El relativismo es maravilloso para mantener la conciencia en baño maría. Es una más de las nefastas consecuencias de Mayo del 68. El páramo moral y cultural que comenzó a extenderse entonces por las democracias occidentales alcanza tal extensión que sus moradores ni siquiera intuyen la existencia de alturas culturales y morales de referencia.
EN muchas escuelas del Reino Unido ha sido discretamente abolido el estudio del Holocausto en la asignatura de historia a causa de las presiones de alumnos musulmanes que consideran una ofensa perder el tiempo hablando de unas víctimas judías que, por lo demás, niegan hayan existido. A los jovencitos islámicos les molesta un hecho histórico y sus profesores, conscientes de lo irritables que son, deciden abolirlo en aras de la paz. No hay noticias de que los alumnos no musulmanes exigieran a los profesores la restauración de la integridad del relato histórico del siglo XX. El resultado de ello, que no escandalizará a quienes ya todo consideran integrable en la sopa garbancera de la armonía universal, será que las nuevas generaciones de británicos ignorarán la existencia de Auschwitz y de sus millones de muertos, uno de los pequeños detalles que definen la abominable naturaleza del enemigo del Reino Unido en la última guerra y por ello también la grandeza de su propia resistencia y victoria militar. Pronto también en el Reino Unido serán muchos los que crean que fue aquella una guerra clásica con enemigos moralmente equiparables con objetivos similares.
En los últimos años se citan mucho en España las reflexiones de Hannah Ahrendt en su viaje a la Alemania de la posguerra y la obcecación de los alemanes por convertir hechos, como la invasión de Polonia o la URSS, en opiniones. También la sarcástica respuesta de George Clemenceau a la pregunta sobre cómo interpretarían la (Primera) Guerra Mundial las generaciones futuras. El anciano estadista todavía creía en la probidad intelectual y se declaró convencido de que «nadie dirá que Bélgica invadió Alemania». Hoy habría sido más cauto. Especialmente en España. Porque en los tres años de Gobierno Zapatero se ha impuesto implacablemente en el discurso oficial ese perverso fenómeno denunciado por Hannah Ahrendt. El equipo del sentimental lector de Gamoneda niega hoy la realidad con una procacidad y un desparpajo faldicorto a los que ningún otro Gobierno europeo sobreviviría siquiera unas semanas.

*Ejercicio propuesto 1*. Imprime de la columna sobre el relativismo todo lo que va desde "El relativismo es" hasta "morales de referencia.", sin cambiar nada.
*Ejercicio propuesto 2*. Según la columna sobre el relativismo, ¿por qué se ha suprimido el estudio del Holocausto en muchas escuelas del Reino Unido?
*Ejercicio propuesto 3*. Retoma la columna sobre el relativismo y el Gobierno Zapatero justo después de su última frase y sigue escribiéndola.
Las líneas que vienen a continuación no intervienen en esto.

*Datos extraídos*.
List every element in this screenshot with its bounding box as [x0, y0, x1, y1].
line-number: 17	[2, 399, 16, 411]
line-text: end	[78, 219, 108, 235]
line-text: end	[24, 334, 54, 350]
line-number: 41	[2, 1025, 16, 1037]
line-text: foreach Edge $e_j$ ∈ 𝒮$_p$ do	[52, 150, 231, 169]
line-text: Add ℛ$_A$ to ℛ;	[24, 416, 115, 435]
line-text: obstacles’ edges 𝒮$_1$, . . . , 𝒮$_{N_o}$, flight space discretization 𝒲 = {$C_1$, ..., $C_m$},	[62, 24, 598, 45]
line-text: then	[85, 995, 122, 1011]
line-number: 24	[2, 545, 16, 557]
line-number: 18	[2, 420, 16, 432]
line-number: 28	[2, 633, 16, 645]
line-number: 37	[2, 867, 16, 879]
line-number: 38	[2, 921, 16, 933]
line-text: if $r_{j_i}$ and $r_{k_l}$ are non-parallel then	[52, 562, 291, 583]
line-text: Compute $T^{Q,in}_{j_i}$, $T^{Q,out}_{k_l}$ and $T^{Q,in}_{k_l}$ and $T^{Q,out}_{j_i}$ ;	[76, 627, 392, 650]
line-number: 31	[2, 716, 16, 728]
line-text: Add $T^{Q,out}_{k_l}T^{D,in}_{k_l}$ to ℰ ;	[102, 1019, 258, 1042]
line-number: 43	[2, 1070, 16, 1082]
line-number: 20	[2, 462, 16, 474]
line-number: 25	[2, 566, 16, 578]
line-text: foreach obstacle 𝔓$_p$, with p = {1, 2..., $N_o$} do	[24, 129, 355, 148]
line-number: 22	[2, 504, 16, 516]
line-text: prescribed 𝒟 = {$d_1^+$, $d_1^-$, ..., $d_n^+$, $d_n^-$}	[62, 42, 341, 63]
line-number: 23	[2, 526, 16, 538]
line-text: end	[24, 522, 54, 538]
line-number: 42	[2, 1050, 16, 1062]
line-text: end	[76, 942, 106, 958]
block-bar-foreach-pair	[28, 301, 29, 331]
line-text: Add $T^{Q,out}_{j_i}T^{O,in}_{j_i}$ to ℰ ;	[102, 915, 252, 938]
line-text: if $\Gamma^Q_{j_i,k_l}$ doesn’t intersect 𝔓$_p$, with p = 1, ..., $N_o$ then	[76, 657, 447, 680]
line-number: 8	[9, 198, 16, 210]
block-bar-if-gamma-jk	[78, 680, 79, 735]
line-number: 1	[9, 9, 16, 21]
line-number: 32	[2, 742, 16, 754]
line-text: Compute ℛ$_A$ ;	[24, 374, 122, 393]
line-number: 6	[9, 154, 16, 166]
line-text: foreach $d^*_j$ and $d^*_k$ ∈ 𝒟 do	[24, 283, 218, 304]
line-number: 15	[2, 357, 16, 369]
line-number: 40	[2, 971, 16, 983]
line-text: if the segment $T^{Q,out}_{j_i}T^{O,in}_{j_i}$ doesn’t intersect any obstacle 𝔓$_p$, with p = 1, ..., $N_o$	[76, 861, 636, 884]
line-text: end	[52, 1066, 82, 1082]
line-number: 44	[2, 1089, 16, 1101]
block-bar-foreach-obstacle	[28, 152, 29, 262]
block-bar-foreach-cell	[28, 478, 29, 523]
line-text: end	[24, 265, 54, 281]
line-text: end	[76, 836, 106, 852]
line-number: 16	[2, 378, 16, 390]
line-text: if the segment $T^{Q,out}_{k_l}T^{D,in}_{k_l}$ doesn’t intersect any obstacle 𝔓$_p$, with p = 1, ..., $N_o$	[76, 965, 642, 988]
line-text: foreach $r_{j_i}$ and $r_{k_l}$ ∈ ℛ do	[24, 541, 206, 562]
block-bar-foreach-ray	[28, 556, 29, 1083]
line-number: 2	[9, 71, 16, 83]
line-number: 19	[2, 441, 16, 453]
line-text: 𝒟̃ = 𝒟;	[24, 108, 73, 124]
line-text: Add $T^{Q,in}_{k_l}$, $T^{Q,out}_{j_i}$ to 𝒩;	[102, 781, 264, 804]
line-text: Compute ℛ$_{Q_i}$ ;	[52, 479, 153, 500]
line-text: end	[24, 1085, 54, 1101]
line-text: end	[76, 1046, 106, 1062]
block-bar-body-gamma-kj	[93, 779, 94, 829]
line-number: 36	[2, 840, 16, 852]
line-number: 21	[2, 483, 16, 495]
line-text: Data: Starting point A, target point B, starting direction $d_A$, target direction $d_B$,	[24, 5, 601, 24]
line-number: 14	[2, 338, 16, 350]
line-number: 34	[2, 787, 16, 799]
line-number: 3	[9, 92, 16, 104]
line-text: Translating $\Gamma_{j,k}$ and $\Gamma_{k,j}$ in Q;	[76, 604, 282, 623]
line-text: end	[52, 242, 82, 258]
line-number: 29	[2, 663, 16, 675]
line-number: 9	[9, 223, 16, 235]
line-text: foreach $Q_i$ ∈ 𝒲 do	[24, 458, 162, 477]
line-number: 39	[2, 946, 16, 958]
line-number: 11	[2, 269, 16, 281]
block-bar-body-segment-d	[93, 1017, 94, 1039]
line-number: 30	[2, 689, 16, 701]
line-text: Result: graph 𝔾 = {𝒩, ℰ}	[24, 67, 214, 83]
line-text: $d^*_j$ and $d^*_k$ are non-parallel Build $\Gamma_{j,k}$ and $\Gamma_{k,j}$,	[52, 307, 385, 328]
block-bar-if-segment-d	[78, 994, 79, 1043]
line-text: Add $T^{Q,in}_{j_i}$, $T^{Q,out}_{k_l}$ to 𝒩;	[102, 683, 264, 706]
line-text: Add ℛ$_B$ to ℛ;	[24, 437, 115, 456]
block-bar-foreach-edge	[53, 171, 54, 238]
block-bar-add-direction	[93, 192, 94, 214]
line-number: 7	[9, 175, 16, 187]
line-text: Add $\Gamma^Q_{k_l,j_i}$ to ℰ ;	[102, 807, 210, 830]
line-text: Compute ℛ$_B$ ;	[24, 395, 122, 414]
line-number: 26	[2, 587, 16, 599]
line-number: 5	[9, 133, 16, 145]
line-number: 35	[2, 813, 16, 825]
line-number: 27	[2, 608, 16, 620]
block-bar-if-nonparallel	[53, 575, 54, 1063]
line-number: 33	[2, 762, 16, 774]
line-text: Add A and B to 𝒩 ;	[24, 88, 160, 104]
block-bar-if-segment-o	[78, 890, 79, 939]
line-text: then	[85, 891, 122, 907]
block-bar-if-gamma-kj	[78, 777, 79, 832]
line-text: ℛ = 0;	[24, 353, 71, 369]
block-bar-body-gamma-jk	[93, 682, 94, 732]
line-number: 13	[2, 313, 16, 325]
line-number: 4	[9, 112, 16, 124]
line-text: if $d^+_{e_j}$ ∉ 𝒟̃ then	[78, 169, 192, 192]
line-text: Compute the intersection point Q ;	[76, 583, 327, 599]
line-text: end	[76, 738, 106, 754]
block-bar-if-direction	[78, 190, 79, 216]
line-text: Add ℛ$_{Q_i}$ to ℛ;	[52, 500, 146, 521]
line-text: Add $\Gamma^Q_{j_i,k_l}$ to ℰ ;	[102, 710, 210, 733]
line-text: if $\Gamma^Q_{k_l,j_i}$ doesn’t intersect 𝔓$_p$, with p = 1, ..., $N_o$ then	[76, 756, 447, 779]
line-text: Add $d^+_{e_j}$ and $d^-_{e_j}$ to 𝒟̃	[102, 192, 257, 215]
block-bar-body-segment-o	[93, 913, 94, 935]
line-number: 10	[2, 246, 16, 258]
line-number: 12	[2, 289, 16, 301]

*Resultado 1*.
El relativismo es maravilloso para mantener la conciencia en baño maría. Es una más de las nefastas consecuencias de Mayo del 68. El páramo moral y cultural que comenzó a extenderse entonces por las democracias occidentales alcanza tal extensión que sus moradores ni siquiera intuyen la existencia de alturas culturales y morales de referencia.

*Resultado 2*. Por las presiones de alumnos musulmanes que consideran una ofensa perder el tiempo hablando de unas víctimas judías cuya existencia niegan.

*Resultado 3*.
Es ocioso enumerar sus manifestaciones que niegan hechos para todos evidentes, lógicos, verificables o probados. Llenan las páginas de los periódicos a diario. La muestra más larga la tenemos en esas interminables y tediosas añagazas para ocultar, negar y justificar a un tiempo la coordinación de intereses políticos con el terrorismo vasco. Pero se dan en todas las demás cuestiones capitales como inmigración, seguridad o relaciones exteriores. Camelot y su Arturo Zapatero no necesitan a la realidad, ese fenómeno menor que transcurre paralelo a sus hazañas y retórica. Y hasta hoy aparenta además ser inmune a las consecuencias tóxicas de su política. Pero la sociedad española no lo es y no hay que ser Merlín para augurar zozobras tras este trienio de romper loza de convivencia y tejido social. Eran loza y tejido fabricados -tras los años de la peor represión de la posguerra- con inmenso esfuerzo, sacrificio y tenacidad por millones de españoles de buena voluntad independientemente del lado en que lucharan ellos, sus padres o sus abuelos. Incluido desde el lanzamiento de la «política de reconciliación nacional» en 1956 ese Partido Comunista que, como su antiguo líder Santiago Carrillo, se ha lanzado ahora a disputar a Zapatero y a los nacionalsocialistas catalanes y vascos el trofeo de supremo druida del resentimiento.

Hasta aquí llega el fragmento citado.